Rewrite the material with every "flame-event-bar" changed to "flame-chart-segment" and nothing else altered. Leave out the pictures.

= = = =

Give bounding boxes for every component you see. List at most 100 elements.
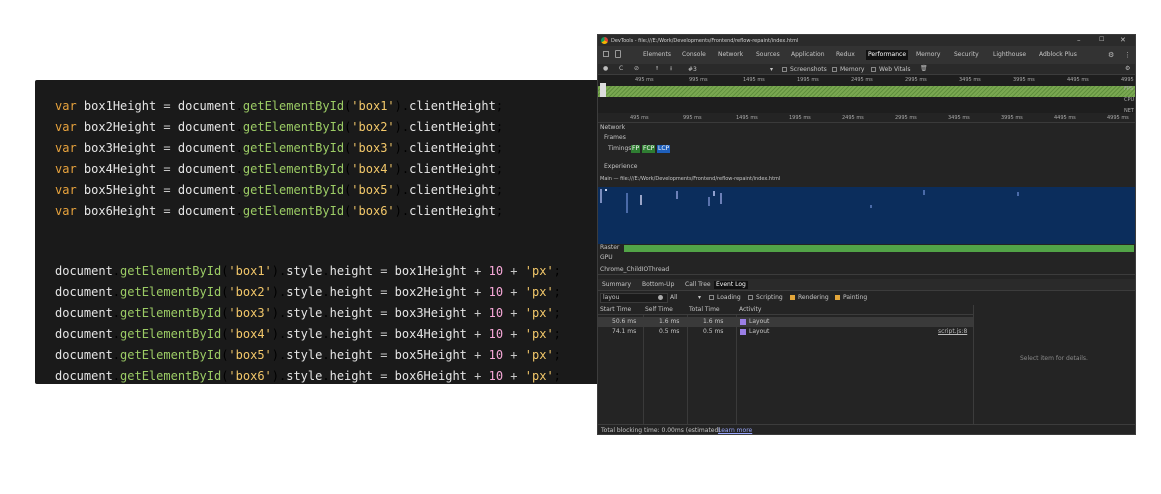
property-token: style [286, 285, 323, 299]
clear-icon[interactable]: ⊘ [634, 65, 639, 73]
timings-track-label[interactable]: Timings [608, 145, 631, 153]
operator-token: = [380, 369, 388, 383]
property-token: clientHeight [409, 204, 496, 218]
maximize-button[interactable]: ☐ [1099, 36, 1104, 44]
flame-event-bar[interactable] [1017, 192, 1019, 196]
more-options-icon[interactable]: ⋮ [1124, 51, 1131, 59]
timeline-overview[interactable]: 495 ms 995 ms 1495 ms 1995 ms 2495 ms 2995 ms… [598, 75, 1135, 114]
code-line: var box3Height = document.getElementById… [55, 141, 504, 155]
filter-all-label: All [670, 294, 678, 301]
experience-track-label[interactable]: Experience [604, 163, 637, 171]
bottom-tab-summary[interactable]: Summary [602, 281, 631, 289]
device-toolbar-icon[interactable] [615, 50, 621, 58]
flame-event-bar[interactable] [626, 193, 628, 213]
object-token: document [177, 162, 236, 176]
record-icon[interactable]: ● [603, 65, 608, 73]
flame-event-bar[interactable] [713, 191, 715, 196]
string-token: 'box6' [351, 204, 395, 218]
source-link[interactable]: script.js:8 [938, 328, 967, 336]
flame-event-bar[interactable] [720, 193, 722, 204]
function-token: getElementById [242, 183, 345, 197]
chevron-down-icon[interactable]: ▾ [770, 66, 773, 74]
radio-all-icon[interactable] [658, 295, 663, 300]
frames-track-label[interactable]: Frames [604, 134, 626, 142]
scripting-checkbox[interactable] [748, 295, 753, 300]
column-header[interactable]: Total Time [689, 306, 720, 314]
network-track-label[interactable]: Network [600, 124, 625, 132]
flame-event-bar[interactable] [600, 189, 602, 203]
tab-lighthouse[interactable]: Lighthouse [993, 51, 1026, 59]
property-token: height [329, 306, 373, 320]
bottom-tab-bottom-up[interactable]: Bottom-Up [642, 281, 674, 289]
raster-track-label[interactable]: Raster [600, 244, 619, 252]
loading-checkbox[interactable] [709, 295, 714, 300]
inspect-element-icon[interactable] [603, 51, 609, 57]
string-token: 'box2' [351, 120, 395, 134]
overview-tick-label: 3995 ms [1013, 77, 1035, 83]
flame-event-bar[interactable] [708, 197, 710, 206]
tab-network[interactable]: Network [718, 51, 743, 59]
code-line: var box1Height = document.getElementById… [55, 99, 504, 113]
lcp-marker[interactable]: LCP [657, 145, 671, 153]
learn-more-link[interactable]: Learn more [718, 427, 752, 434]
string-token: 'px' [524, 285, 554, 299]
flame-event-bar[interactable] [676, 191, 678, 199]
main-thread-label[interactable]: Main — file:///E:/Work/Developments/Fron… [600, 175, 780, 183]
property-token: clientHeight [409, 162, 496, 176]
screenshots-checkbox[interactable] [782, 67, 787, 72]
column-header[interactable]: Start Time [600, 306, 631, 314]
memory-checkbox[interactable] [832, 67, 837, 72]
profile-select[interactable]: #3 [688, 66, 697, 74]
tab-memory[interactable]: Memory [916, 51, 940, 59]
tab-application[interactable]: Application [791, 51, 825, 59]
filter-input[interactable]: layou [603, 294, 619, 302]
bottom-tab-event-log[interactable]: Event Log [714, 281, 748, 289]
string-token: 'box1' [228, 264, 272, 278]
flame-event-bar[interactable] [605, 189, 607, 191]
overview-tick-label: 1495 ms [743, 77, 765, 83]
column-header[interactable]: Self Time [645, 306, 673, 314]
trash-icon[interactable]: 🗑 [920, 65, 928, 73]
tab-sources[interactable]: Sources [756, 51, 780, 59]
painting-checkbox[interactable] [835, 295, 840, 300]
gear-icon[interactable]: ⚙ [1108, 51, 1114, 59]
tab-elements[interactable]: Elements [643, 51, 671, 59]
tab-adblock-plus[interactable]: Adblock Plus [1039, 51, 1077, 59]
minimize-button[interactable]: – [1077, 36, 1081, 44]
child-thread-label[interactable]: Chrome_ChildIOThread [600, 266, 669, 274]
operator-token: + [474, 285, 482, 299]
tab-security[interactable]: Security [954, 51, 979, 59]
operator-token: = [380, 264, 388, 278]
web-vitals-checkbox[interactable] [871, 67, 876, 72]
variable-token: box6Height [394, 369, 467, 383]
function-token: getElementById [242, 120, 345, 134]
fp-marker[interactable]: FP [631, 145, 641, 153]
code-line: document.getElementById('box1').style.he… [55, 264, 561, 278]
bottom-tab-call-tree[interactable]: Call Tree [685, 281, 711, 289]
flame-event-bar[interactable] [870, 205, 872, 208]
object-token: document [55, 327, 113, 341]
download-icon[interactable]: ⭳ [670, 65, 672, 73]
tab-redux[interactable]: Redux [836, 51, 855, 59]
table-row[interactable]: 50.6 ms 1.6 ms 1.6 ms Layout [598, 317, 973, 327]
capture-settings-icon[interactable]: ⚙ [1125, 65, 1130, 73]
fcp-marker[interactable]: FCP [642, 145, 656, 153]
object-token: document [177, 99, 236, 113]
main-thread-flame-chart[interactable] [598, 187, 1135, 244]
tab-performance[interactable]: Performance [866, 50, 909, 60]
gpu-track-label[interactable]: GPU [600, 254, 613, 262]
function-token: getElementById [120, 285, 222, 299]
total-time-cell: 0.5 ms [703, 328, 724, 335]
flame-event-bar[interactable] [640, 195, 642, 205]
chevron-down-icon[interactable]: ▾ [698, 294, 701, 302]
tab-console[interactable]: Console [682, 51, 706, 59]
table-row[interactable]: 74.1 ms 0.5 ms 0.5 ms Layout script.js:8 [598, 327, 973, 337]
upload-icon[interactable]: ⭱ [656, 65, 658, 73]
property-token: height [329, 369, 373, 383]
flame-event-bar[interactable] [923, 190, 925, 195]
rendering-checkbox[interactable] [790, 295, 795, 300]
column-header[interactable]: Activity [739, 306, 761, 314]
close-button[interactable]: ✕ [1120, 36, 1126, 44]
ruler-tick-label: 3495 ms [948, 115, 970, 121]
reload-icon[interactable]: C [619, 65, 623, 73]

= = = =

* [THE RESULT]:
Give bounding boxes for every component you see. List at most 100 elements.
property-token: style [286, 285, 323, 299]
clear-icon[interactable]: ⊘ [634, 65, 639, 73]
timings-track-label[interactable]: Timings [608, 145, 631, 153]
operator-token: = [380, 369, 388, 383]
property-token: clientHeight [409, 204, 496, 218]
maximize-button[interactable]: ☐ [1099, 36, 1104, 44]
flame-chart-segment[interactable] [1017, 192, 1019, 196]
more-options-icon[interactable]: ⋮ [1124, 51, 1131, 59]
timeline-overview[interactable]: 495 ms 995 ms 1495 ms 1995 ms 2495 ms 2995 ms… [598, 75, 1135, 114]
code-line: var box3Height = document.getElementById… [55, 141, 504, 155]
filter-all-label: All [670, 294, 678, 301]
experience-track-label[interactable]: Experience [604, 163, 637, 171]
bottom-tab-summary[interactable]: Summary [602, 281, 631, 289]
device-toolbar-icon[interactable] [615, 50, 621, 58]
flame-chart-segment[interactable] [626, 193, 628, 213]
object-token: document [177, 162, 236, 176]
record-icon[interactable]: ● [603, 65, 608, 73]
flame-chart-segment[interactable] [713, 191, 715, 196]
string-token: 'box6' [351, 204, 395, 218]
source-link[interactable]: script.js:8 [938, 328, 967, 336]
flame-chart-segment[interactable] [720, 193, 722, 204]
function-token: getElementById [242, 183, 345, 197]
chevron-down-icon[interactable]: ▾ [770, 66, 773, 74]
radio-all-icon[interactable] [658, 295, 663, 300]
frames-track-label[interactable]: Frames [604, 134, 626, 142]
scripting-checkbox[interactable] [748, 295, 753, 300]
column-header[interactable]: Total Time [689, 306, 720, 314]
network-track-label[interactable]: Network [600, 124, 625, 132]
flame-chart-segment[interactable] [600, 189, 602, 203]
tab-lighthouse[interactable]: Lighthouse [993, 51, 1026, 59]
property-token: height [329, 306, 373, 320]
bottom-tab-bottom-up[interactable]: Bottom-Up [642, 281, 674, 289]
raster-track-label[interactable]: Raster [600, 244, 619, 252]
loading-checkbox[interactable] [709, 295, 714, 300]
inspect-element-icon[interactable] [603, 51, 609, 57]
string-token: 'box2' [351, 120, 395, 134]
overview-tick-label: 3995 ms [1013, 77, 1035, 83]
flame-chart-segment[interactable] [708, 197, 710, 206]
tab-network[interactable]: Network [718, 51, 743, 59]
code-line: var box1Height = document.getElementById… [55, 99, 504, 113]
lcp-marker[interactable]: LCP [657, 145, 671, 153]
learn-more-link[interactable]: Learn more [718, 427, 752, 434]
string-token: 'px' [524, 285, 554, 299]
flame-chart-segment[interactable] [676, 191, 678, 199]
main-thread-label[interactable]: Main — file:///E:/Work/Developments/Fron… [600, 175, 780, 183]
property-token: clientHeight [409, 162, 496, 176]
screenshots-checkbox[interactable] [782, 67, 787, 72]
column-header[interactable]: Start Time [600, 306, 631, 314]
memory-checkbox[interactable] [832, 67, 837, 72]
profile-select[interactable]: #3 [688, 66, 697, 74]
tab-memory[interactable]: Memory [916, 51, 940, 59]
tab-application[interactable]: Application [791, 51, 825, 59]
filter-input[interactable]: layou [603, 294, 619, 302]
bottom-tab-event-log[interactable]: Event Log [714, 281, 748, 289]
string-token: 'box1' [228, 264, 272, 278]
flame-chart-segment[interactable] [605, 189, 607, 191]
overview-tick-label: 1495 ms [743, 77, 765, 83]
column-header[interactable]: Self Time [645, 306, 673, 314]
trash-icon[interactable]: 🗑 [920, 65, 928, 73]
tab-sources[interactable]: Sources [756, 51, 780, 59]
painting-checkbox[interactable] [835, 295, 840, 300]
gear-icon[interactable]: ⚙ [1108, 51, 1114, 59]
tab-elements[interactable]: Elements [643, 51, 671, 59]
tab-adblock-plus[interactable]: Adblock Plus [1039, 51, 1077, 59]
minimize-button[interactable]: – [1077, 36, 1081, 44]
child-thread-label[interactable]: Chrome_ChildIOThread [600, 266, 669, 274]
operator-token: + [474, 285, 482, 299]
tab-security[interactable]: Security [954, 51, 979, 59]
operator-token: = [380, 264, 388, 278]
web-vitals-checkbox[interactable] [871, 67, 876, 72]
variable-token: box6Height [394, 369, 467, 383]
function-token: getElementById [242, 120, 345, 134]
fp-marker[interactable]: FP [631, 145, 641, 153]
code-line: document.getElementById('box1').style.he… [55, 264, 561, 278]
bottom-tab-call-tree[interactable]: Call Tree [685, 281, 711, 289]
flame-chart-segment[interactable] [870, 205, 872, 208]
object-token: document [55, 327, 113, 341]
download-icon[interactable]: ⭳ [670, 65, 672, 73]
tab-redux[interactable]: Redux [836, 51, 855, 59]
table-row[interactable]: 50.6 ms 1.6 ms 1.6 ms Layout [598, 317, 973, 327]
capture-settings-icon[interactable]: ⚙ [1125, 65, 1130, 73]
fcp-marker[interactable]: FCP [642, 145, 656, 153]
object-token: document [177, 99, 236, 113]
main-thread-flame-chart[interactable] [598, 187, 1135, 244]
tab-performance[interactable]: Performance [866, 50, 909, 60]
gpu-track-label[interactable]: GPU [600, 254, 613, 262]
function-token: getElementById [120, 285, 222, 299]
total-time-cell: 0.5 ms [703, 328, 724, 335]
flame-chart-segment[interactable] [640, 195, 642, 205]
chevron-down-icon[interactable]: ▾ [698, 294, 701, 302]
tab-console[interactable]: Console [682, 51, 706, 59]
table-row[interactable]: 74.1 ms 0.5 ms 0.5 ms Layout script.js:8 [598, 327, 973, 337]
upload-icon[interactable]: ⭱ [656, 65, 658, 73]
property-token: height [329, 369, 373, 383]
flame-chart-segment[interactable] [923, 190, 925, 195]
rendering-checkbox[interactable] [790, 295, 795, 300]
column-header[interactable]: Activity [739, 306, 761, 314]
close-button[interactable]: ✕ [1120, 36, 1126, 44]
ruler-tick-label: 3495 ms [948, 115, 970, 121]
reload-icon[interactable]: C [619, 65, 623, 73]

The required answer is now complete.